[SET PROBLEM] Reproduce the listing below exactly, minus its pictures.

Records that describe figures
◇ ◇ ◇

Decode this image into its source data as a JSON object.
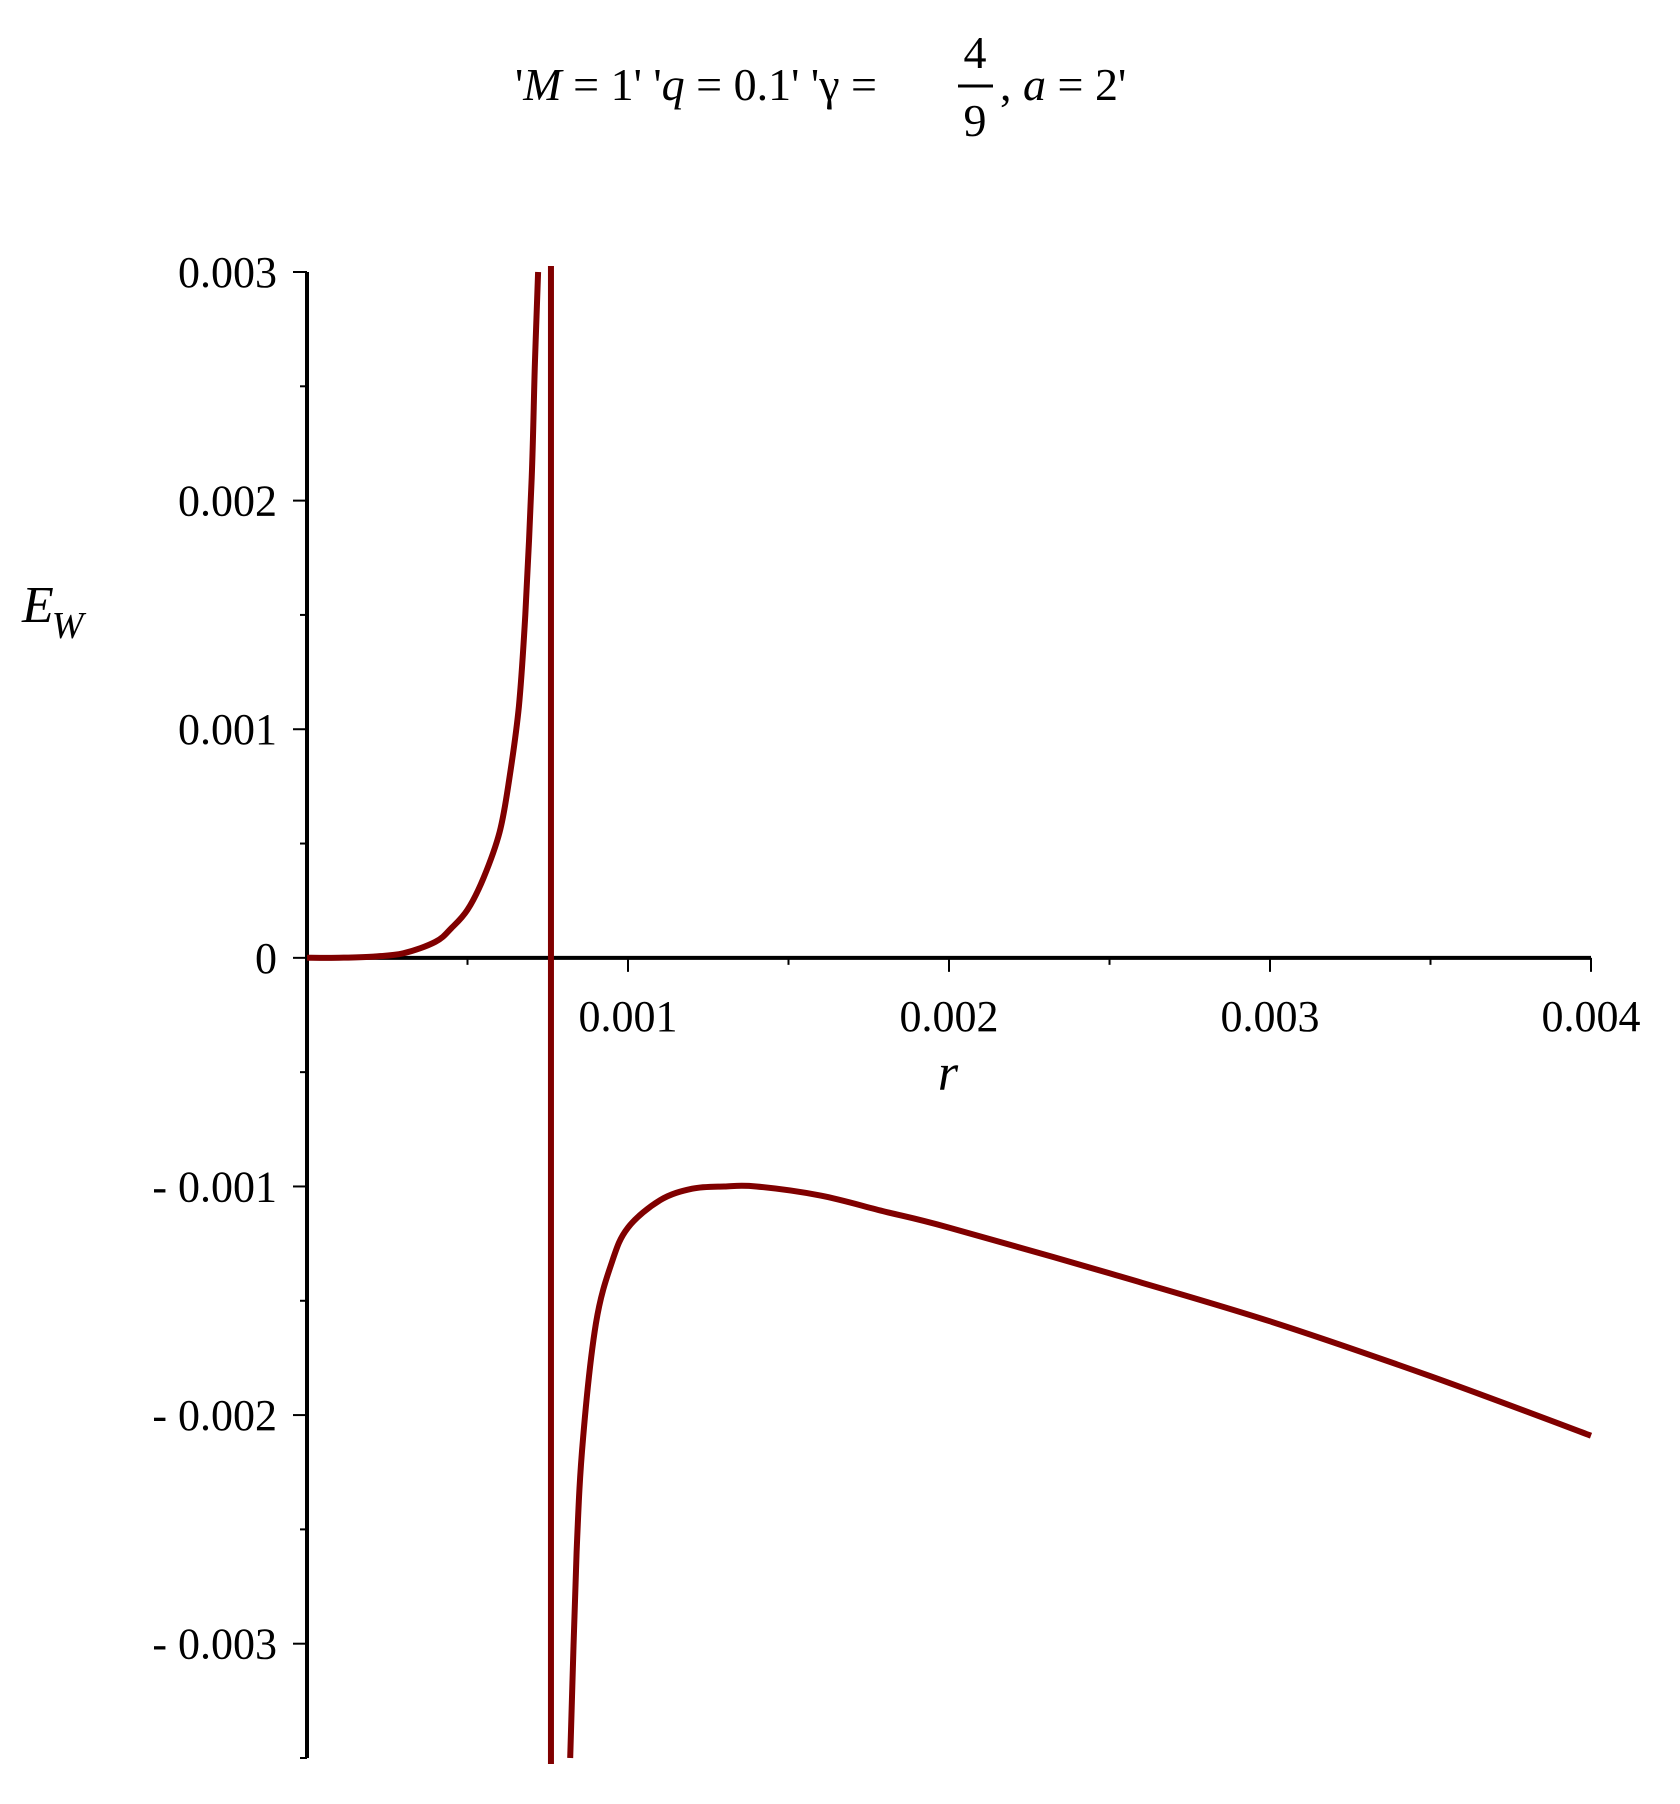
{
  "chart_data": {
    "type": "line",
    "title": {
      "part1_pre": "'",
      "part1_var": "M",
      "part1_post": " = 1' '",
      "part2_var": "q",
      "part2_post": " = 0.1' '",
      "part3_var": "γ",
      "part3_eq": " = ",
      "frac_num": "4",
      "frac_den": "9",
      "part4_pre": ", ",
      "part4_var": "a",
      "part4_post": " = 2'"
    },
    "xlabel": "r",
    "ylabel_main": "E",
    "ylabel_sub": "W",
    "xlim": [
      0,
      0.004
    ],
    "ylim": [
      -0.0035,
      0.003
    ],
    "x_ticks": [
      {
        "value": 0.001,
        "label": "0.001"
      },
      {
        "value": 0.002,
        "label": "0.002"
      },
      {
        "value": 0.003,
        "label": "0.003"
      },
      {
        "value": 0.004,
        "label": "0.004"
      }
    ],
    "y_ticks": [
      {
        "value": 0.003,
        "label": "0.003"
      },
      {
        "value": 0.002,
        "label": "0.002"
      },
      {
        "value": 0.001,
        "label": "0.001"
      },
      {
        "value": 0,
        "label": "0"
      },
      {
        "value": -0.001,
        "label": "- 0.001"
      },
      {
        "value": -0.002,
        "label": "- 0.002"
      },
      {
        "value": -0.003,
        "label": "- 0.003"
      }
    ],
    "x_minor_step": 0.0005,
    "y_minor_step": 0.0005,
    "series_color": "#800000",
    "asymptote_x": 0.00076,
    "series": [
      {
        "segment": "left",
        "x": [
          0,
          0.0001,
          0.0002,
          0.0003,
          0.0004,
          0.00045,
          0.0005,
          0.00055,
          0.0006,
          0.00063,
          0.00066,
          0.00068,
          0.0007,
          0.00071,
          0.00072
        ],
        "y": [
          0,
          5e-07,
          5e-06,
          2e-05,
          7e-05,
          0.00013,
          0.00021,
          0.00035,
          0.00055,
          0.00078,
          0.0011,
          0.0015,
          0.0021,
          0.0026,
          0.003
        ]
      },
      {
        "segment": "right",
        "x": [
          0.00082,
          0.00084,
          0.00086,
          0.0009,
          0.00095,
          0.001,
          0.0011,
          0.0012,
          0.0013,
          0.0014,
          0.0016,
          0.0018,
          0.002,
          0.0025,
          0.003,
          0.0035,
          0.004
        ],
        "y": [
          -0.0035,
          -0.0026,
          -0.0021,
          -0.0016,
          -0.00133,
          -0.00118,
          -0.00106,
          -0.00101,
          -0.001,
          -0.001,
          -0.00104,
          -0.00111,
          -0.00118,
          -0.00138,
          -0.00159,
          -0.00183,
          -0.00209
        ]
      }
    ]
  }
}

◇ ◇ ◇

[SOLUTION FOR THIS PROBLEM]
Decode this image into its source data as a JSON object.
{
  "chart_data": {
    "type": "line",
    "title": {
      "part1_pre": "'",
      "part1_var": "M",
      "part1_post": " = 1' '",
      "part2_var": "q",
      "part2_post": " = 0.1' '",
      "part3_var": "γ",
      "part3_eq": " = ",
      "frac_num": "4",
      "frac_den": "9",
      "part4_pre": ", ",
      "part4_var": "a",
      "part4_post": " = 2'"
    },
    "xlabel": "r",
    "ylabel_main": "E",
    "ylabel_sub": "W",
    "xlim": [
      0,
      0.004
    ],
    "ylim": [
      -0.0035,
      0.003
    ],
    "x_ticks": [
      {
        "value": 0.001,
        "label": "0.001"
      },
      {
        "value": 0.002,
        "label": "0.002"
      },
      {
        "value": 0.003,
        "label": "0.003"
      },
      {
        "value": 0.004,
        "label": "0.004"
      }
    ],
    "y_ticks": [
      {
        "value": 0.003,
        "label": "0.003"
      },
      {
        "value": 0.002,
        "label": "0.002"
      },
      {
        "value": 0.001,
        "label": "0.001"
      },
      {
        "value": 0,
        "label": "0"
      },
      {
        "value": -0.001,
        "label": "- 0.001"
      },
      {
        "value": -0.002,
        "label": "- 0.002"
      },
      {
        "value": -0.003,
        "label": "- 0.003"
      }
    ],
    "x_minor_step": 0.0005,
    "y_minor_step": 0.0005,
    "series_color": "#800000",
    "asymptote_x": 0.00076,
    "series": [
      {
        "segment": "left",
        "x": [
          0,
          0.0001,
          0.0002,
          0.0003,
          0.0004,
          0.00045,
          0.0005,
          0.00055,
          0.0006,
          0.00063,
          0.00066,
          0.00068,
          0.0007,
          0.00071,
          0.00072
        ],
        "y": [
          0,
          5e-07,
          5e-06,
          2e-05,
          7e-05,
          0.00013,
          0.00021,
          0.00035,
          0.00055,
          0.00078,
          0.0011,
          0.0015,
          0.0021,
          0.0026,
          0.003
        ]
      },
      {
        "segment": "right",
        "x": [
          0.00082,
          0.00084,
          0.00086,
          0.0009,
          0.00095,
          0.001,
          0.0011,
          0.0012,
          0.0013,
          0.0014,
          0.0016,
          0.0018,
          0.002,
          0.0025,
          0.003,
          0.0035,
          0.004
        ],
        "y": [
          -0.0035,
          -0.0026,
          -0.0021,
          -0.0016,
          -0.00133,
          -0.00118,
          -0.00106,
          -0.00101,
          -0.001,
          -0.001,
          -0.00104,
          -0.00111,
          -0.00118,
          -0.00138,
          -0.00159,
          -0.00183,
          -0.00209
        ]
      }
    ]
  }
}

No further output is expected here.